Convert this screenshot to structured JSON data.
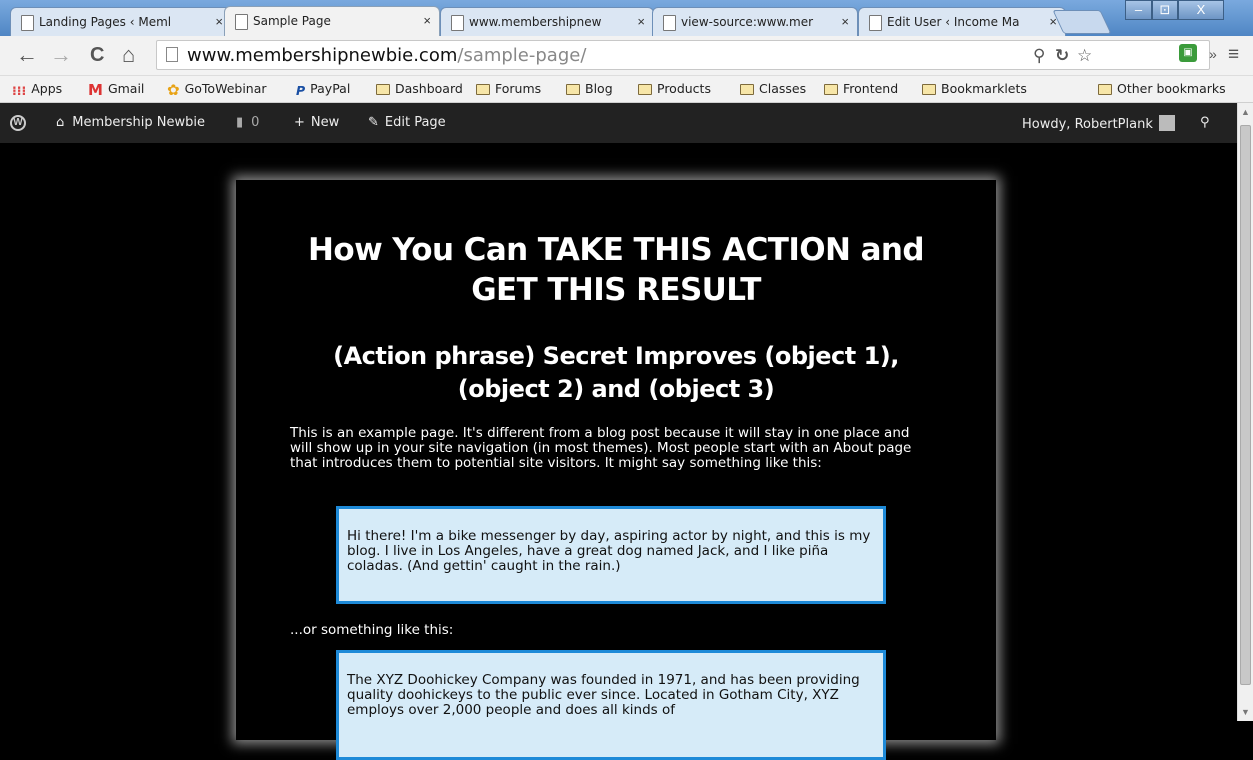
{
  "browser": {
    "tabs": [
      {
        "label": "Landing Pages ‹ Meml",
        "active": false
      },
      {
        "label": "Sample Page",
        "active": true
      },
      {
        "label": "www.membershipnew",
        "active": false
      },
      {
        "label": "view-source:www.mer",
        "active": false
      },
      {
        "label": "Edit User ‹ Income Ma",
        "active": false
      }
    ],
    "tab_close": "×",
    "window": {
      "min": "‒",
      "max": "⊡",
      "close": "X"
    },
    "nav": {
      "back": "←",
      "forward": "→",
      "reload": "C",
      "home": "⌂"
    },
    "url": {
      "host": "www.membershipnewbie.com",
      "path": "/sample-page/"
    },
    "omni_icons": {
      "zoom": "zoom-icon",
      "ext": "refresh-ext-icon",
      "star": "☆"
    },
    "ext_label": "▣",
    "overflow": "»",
    "menu": "≡"
  },
  "bookmarks": {
    "items": [
      {
        "label": "Apps",
        "icon": "apps-icon"
      },
      {
        "label": "Gmail",
        "icon": "gmail-icon"
      },
      {
        "label": "GoToWebinar",
        "icon": "gotowebinar-icon"
      },
      {
        "label": "PayPal",
        "icon": "paypal-icon"
      },
      {
        "label": "Dashboard",
        "icon": "folder-icon"
      },
      {
        "label": "Forums",
        "icon": "folder-icon"
      },
      {
        "label": "Blog",
        "icon": "folder-icon"
      },
      {
        "label": "Products",
        "icon": "folder-icon"
      },
      {
        "label": "Classes",
        "icon": "folder-icon"
      },
      {
        "label": "Frontend",
        "icon": "folder-icon"
      },
      {
        "label": "Bookmarklets",
        "icon": "folder-icon"
      }
    ],
    "other": "Other bookmarks"
  },
  "adminbar": {
    "site": "Membership Newbie",
    "comments": "0",
    "new": "New",
    "edit": "Edit Page",
    "howdy": "Howdy, RobertPlank"
  },
  "page": {
    "h1_line1": "How You Can TAKE THIS ACTION and",
    "h1_line2": "GET THIS RESULT",
    "h2_line1": "(Action phrase) Secret Improves (object 1),",
    "h2_line2": "(object 2) and (object 3)",
    "intro": "This is an example page. It's different from a blog post because it will stay in one place and will show up in your site navigation (in most themes). Most people start with an About page that introduces them to potential site visitors. It might say something like this:",
    "quote1": "Hi there! I'm a bike messenger by day, aspiring actor by night, and this is my blog. I live in Los Angeles, have a great dog named Jack, and I like piña coladas. (And gettin' caught in the rain.)",
    "or_text": "...or something like this:",
    "quote2": "The XYZ Doohickey Company was founded in 1971, and has been providing quality doohickeys to the public ever since. Located in Gotham City, XYZ employs over 2,000 people and does all kinds of"
  }
}
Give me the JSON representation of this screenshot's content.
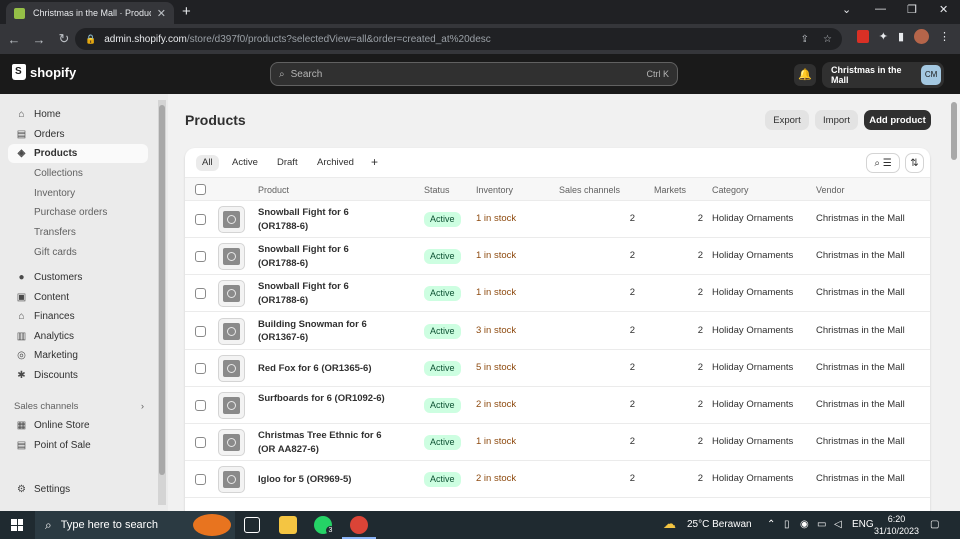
{
  "browser": {
    "tab_title": "Christmas in the Mall · Products",
    "url_host": "admin.shopify.com",
    "url_path": "/store/d397f0/products?selectedView=all&order=created_at%20desc"
  },
  "topbar": {
    "brand": "shopify",
    "search_placeholder": "Search",
    "search_shortcut": "Ctrl K",
    "store_name": "Christmas in the Mall",
    "store_initials": "CM"
  },
  "sidebar": {
    "items": [
      {
        "label": "Home",
        "icon": "home-icon"
      },
      {
        "label": "Orders",
        "icon": "orders-icon"
      },
      {
        "label": "Products",
        "icon": "tag-icon"
      },
      {
        "label": "Customers",
        "icon": "person-icon"
      },
      {
        "label": "Content",
        "icon": "content-icon"
      },
      {
        "label": "Finances",
        "icon": "bank-icon"
      },
      {
        "label": "Analytics",
        "icon": "chart-icon"
      },
      {
        "label": "Marketing",
        "icon": "target-icon"
      },
      {
        "label": "Discounts",
        "icon": "discount-icon"
      }
    ],
    "product_subitems": [
      "Collections",
      "Inventory",
      "Purchase orders",
      "Transfers",
      "Gift cards"
    ],
    "sales_channels_heading": "Sales channels",
    "channels": [
      {
        "label": "Online Store",
        "icon": "store-icon"
      },
      {
        "label": "Point of Sale",
        "icon": "pos-icon"
      }
    ],
    "settings": "Settings"
  },
  "page": {
    "title": "Products",
    "export": "Export",
    "import": "Import",
    "add_product": "Add product"
  },
  "views": [
    "All",
    "Active",
    "Draft",
    "Archived"
  ],
  "table": {
    "columns": [
      "Product",
      "Status",
      "Inventory",
      "Sales channels",
      "Markets",
      "Category",
      "Vendor"
    ],
    "rows": [
      {
        "name": "Snowball Fight for 6 (OR1788-6)",
        "status": "Active",
        "inventory": "1 in stock",
        "channels": "2",
        "markets": "2",
        "category": "Holiday Ornaments",
        "vendor": "Christmas in the Mall"
      },
      {
        "name": "Snowball Fight for 6 (OR1788-6)",
        "status": "Active",
        "inventory": "1 in stock",
        "channels": "2",
        "markets": "2",
        "category": "Holiday Ornaments",
        "vendor": "Christmas in the Mall"
      },
      {
        "name": "Snowball Fight for 6 (OR1788-6)",
        "status": "Active",
        "inventory": "1 in stock",
        "channels": "2",
        "markets": "2",
        "category": "Holiday Ornaments",
        "vendor": "Christmas in the Mall"
      },
      {
        "name": "Building Snowman for 6 (OR1367-6)",
        "status": "Active",
        "inventory": "3 in stock",
        "channels": "2",
        "markets": "2",
        "category": "Holiday Ornaments",
        "vendor": "Christmas in the Mall"
      },
      {
        "name": "Red Fox for 6 (OR1365-6)",
        "status": "Active",
        "inventory": "5 in stock",
        "channels": "2",
        "markets": "2",
        "category": "Holiday Ornaments",
        "vendor": "Christmas in the Mall"
      },
      {
        "name": "Surfboards for 6 (OR1092-6)",
        "status": "Active",
        "inventory": "2 in stock",
        "channels": "2",
        "markets": "2",
        "category": "Holiday Ornaments",
        "vendor": "Christmas in the Mall"
      },
      {
        "name": "Christmas Tree Ethnic for 6 (OR AA827-6)",
        "status": "Active",
        "inventory": "1 in stock",
        "channels": "2",
        "markets": "2",
        "category": "Holiday Ornaments",
        "vendor": "Christmas in the Mall"
      },
      {
        "name": "Igloo for 5 (OR969-5)",
        "status": "Active",
        "inventory": "2 in stock",
        "channels": "2",
        "markets": "2",
        "category": "Holiday Ornaments",
        "vendor": "Christmas in the Mall"
      }
    ]
  },
  "taskbar": {
    "search_placeholder": "Type here to search",
    "whatsapp_badge": "3",
    "weather": "25°C Berawan",
    "lang": "ENG",
    "time": "6:20",
    "date": "31/10/2023"
  },
  "colors": {
    "topbar_bg": "#1a1a1a",
    "active_badge_bg": "#cdfee1",
    "active_badge_text": "#0c5132",
    "stock_text": "#8e4b10",
    "primary_button": "#303030"
  }
}
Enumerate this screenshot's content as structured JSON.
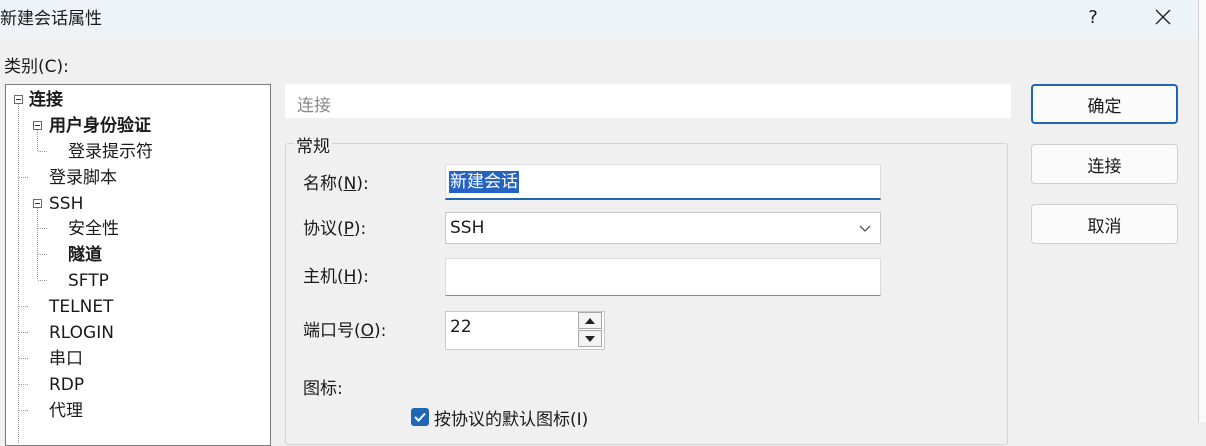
{
  "window": {
    "title": "新建会话属性",
    "help_label": "?",
    "close_icon": "close-icon"
  },
  "category_label": "类别(C):",
  "tree": {
    "items": [
      {
        "label": "连接"
      },
      {
        "label": "用户身份验证"
      },
      {
        "label": "登录提示符"
      },
      {
        "label": "登录脚本"
      },
      {
        "label": "SSH"
      },
      {
        "label": "安全性"
      },
      {
        "label": "隧道"
      },
      {
        "label": "SFTP"
      },
      {
        "label": "TELNET"
      },
      {
        "label": "RLOGIN"
      },
      {
        "label": "串口"
      },
      {
        "label": "RDP"
      },
      {
        "label": "代理"
      }
    ]
  },
  "section": {
    "title": "连接"
  },
  "general": {
    "group_label": "常规",
    "name_label": {
      "pre": "名称(",
      "key": "N",
      "post": "):"
    },
    "name_value": "新建会话",
    "protocol_label": {
      "pre": "协议(",
      "key": "P",
      "post": "):"
    },
    "protocol_value": "SSH",
    "host_label": {
      "pre": "主机(",
      "key": "H",
      "post": "):"
    },
    "host_value": "",
    "port_label": {
      "pre": "端口号(",
      "key": "O",
      "post": "):"
    },
    "port_value": "22",
    "icon_label": "图标:",
    "default_icon_checkbox": {
      "label": "按协议的默认图标(I)",
      "checked": true
    }
  },
  "buttons": {
    "ok": "确定",
    "connect": "连接",
    "cancel": "取消"
  },
  "colors": {
    "accent": "#1f66b5",
    "selection": "#2463c2"
  }
}
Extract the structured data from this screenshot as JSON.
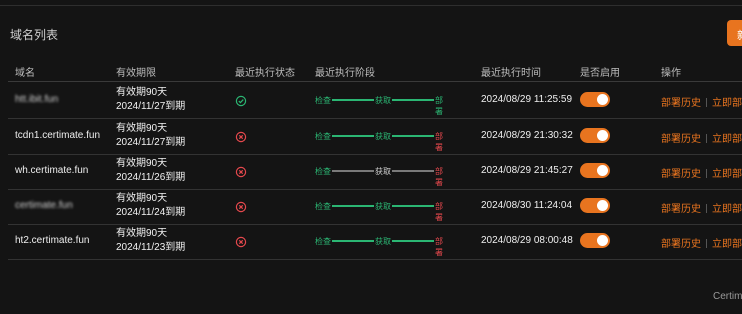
{
  "page": {
    "title": "域名列表",
    "primary_button_label": "新",
    "footer_text": "Certimate"
  },
  "table": {
    "headers": {
      "domain": "域名",
      "validity": "有效期限",
      "status": "最近执行状态",
      "stage": "最近执行阶段",
      "time": "最近执行时间",
      "enabled": "是否启用",
      "actions": "操作"
    },
    "stage_labels": {
      "check": "检查",
      "apply": "获取",
      "deploy": "部署"
    },
    "action_labels": {
      "history": "部署历史",
      "deploy_now": "立即部署"
    },
    "rows": [
      {
        "domain": "htt.ibit.fun",
        "blurred": true,
        "validity_line1": "有效期90天",
        "validity_line2": "2024/11/27到期",
        "status": "success",
        "stages": [
          "success",
          "success",
          "success"
        ],
        "time": "2024/08/29 11:25:59",
        "enabled": true
      },
      {
        "domain": "tcdn1.certimate.fun",
        "blurred": false,
        "validity_line1": "有效期90天",
        "validity_line2": "2024/11/27到期",
        "status": "error",
        "stages": [
          "success",
          "success",
          "error"
        ],
        "time": "2024/08/29 21:30:32",
        "enabled": true
      },
      {
        "domain": "wh.certimate.fun",
        "blurred": false,
        "validity_line1": "有效期90天",
        "validity_line2": "2024/11/26到期",
        "status": "error",
        "stages": [
          "success",
          "pending",
          "error"
        ],
        "time": "2024/08/29 21:45:27",
        "enabled": true
      },
      {
        "domain": "certimate.fun",
        "blurred": true,
        "validity_line1": "有效期90天",
        "validity_line2": "2024/11/24到期",
        "status": "error",
        "stages": [
          "success",
          "success",
          "error"
        ],
        "time": "2024/08/30 11:24:04",
        "enabled": true
      },
      {
        "domain": "ht2.certimate.fun",
        "blurred": false,
        "validity_line1": "有效期90天",
        "validity_line2": "2024/11/23到期",
        "status": "error",
        "stages": [
          "success",
          "success",
          "error"
        ],
        "time": "2024/08/29 08:00:48",
        "enabled": true
      }
    ]
  },
  "colors": {
    "accent": "#e8741f",
    "success": "#2bb673",
    "error": "#e5484d",
    "pending": "#7a7a7a"
  },
  "icons": {
    "success": "check-circle-icon",
    "error": "x-circle-icon"
  }
}
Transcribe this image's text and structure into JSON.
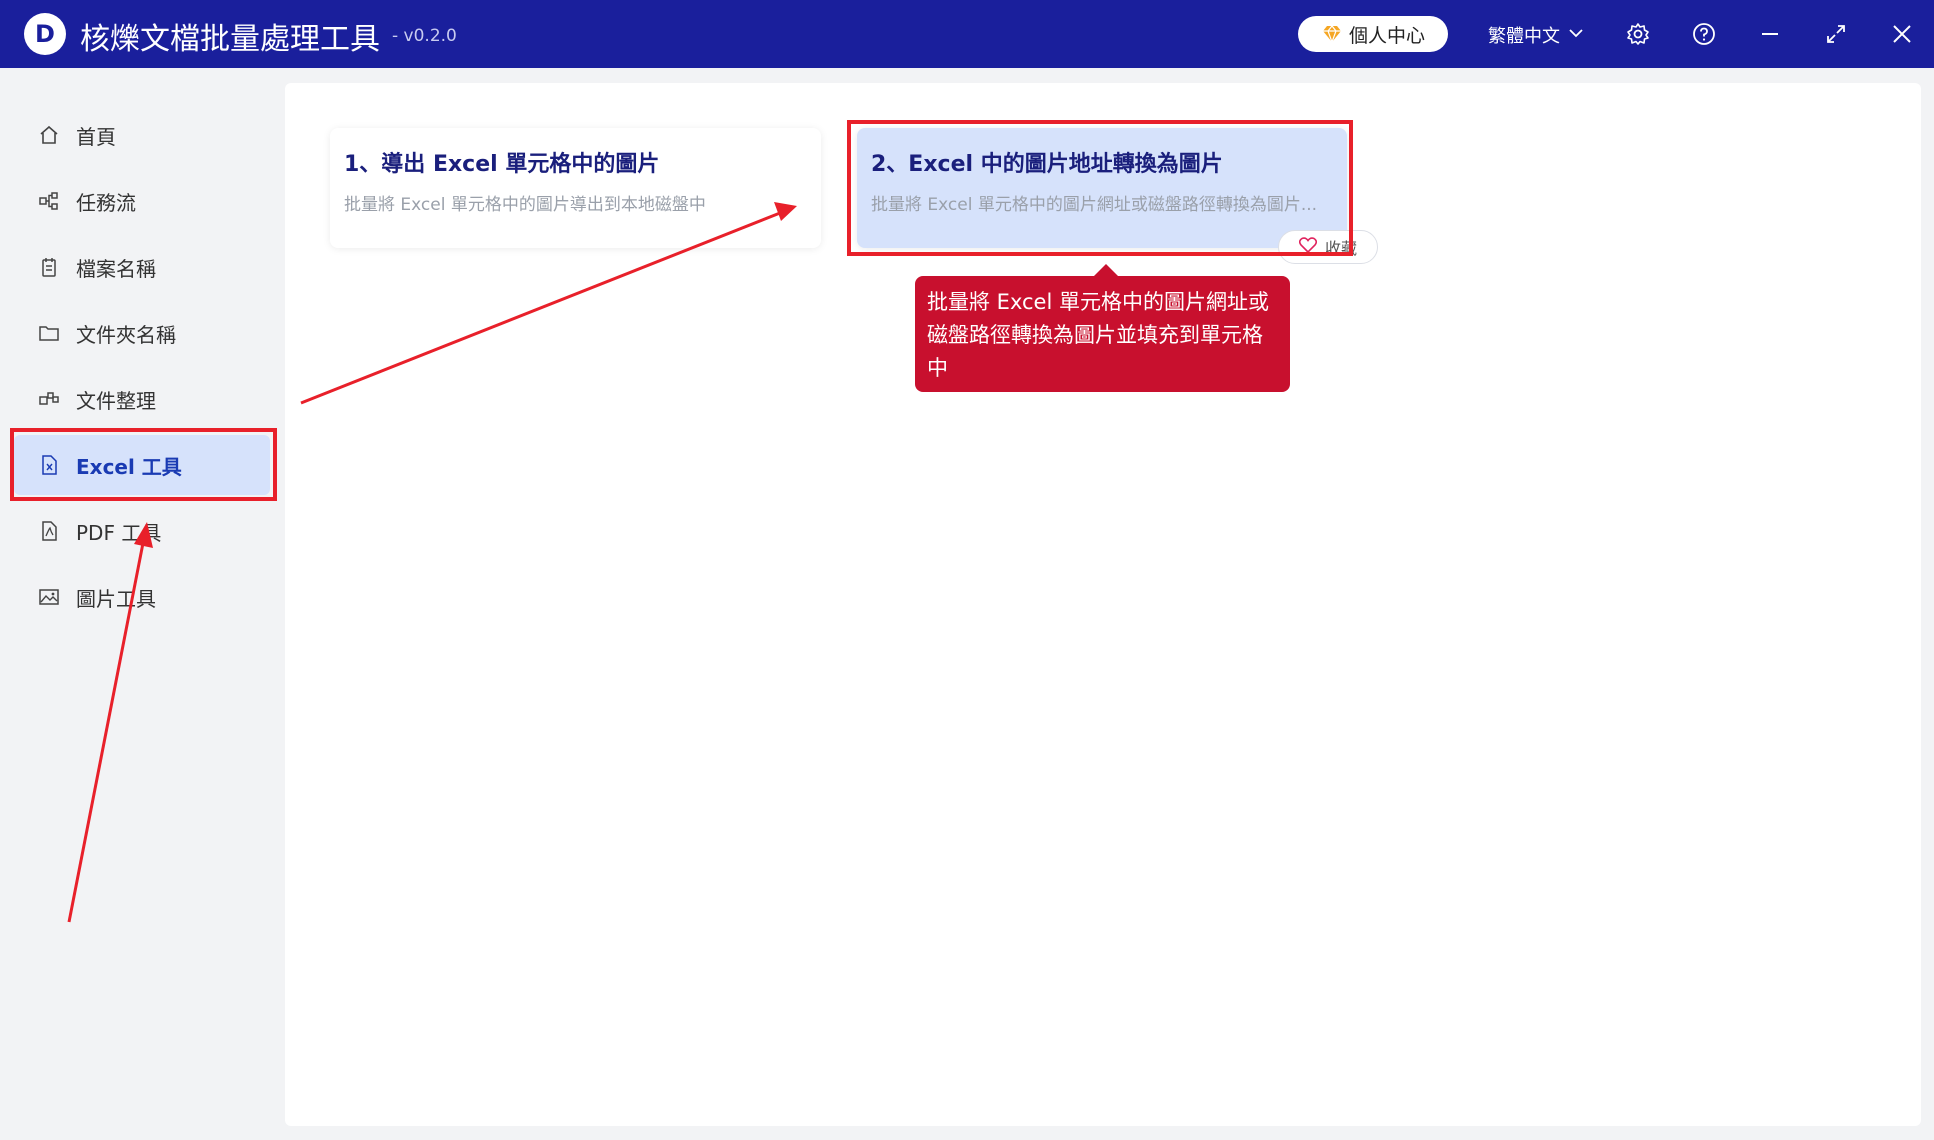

Task instructions
Pick out each line above that includes "screenshot" and show it.

Written solution
Convert this screenshot to structured JSON data.
Give me the JSON representation of this screenshot's content.
Enumerate this screenshot's content as structured JSON.
Extract the structured data from this screenshot as JSON.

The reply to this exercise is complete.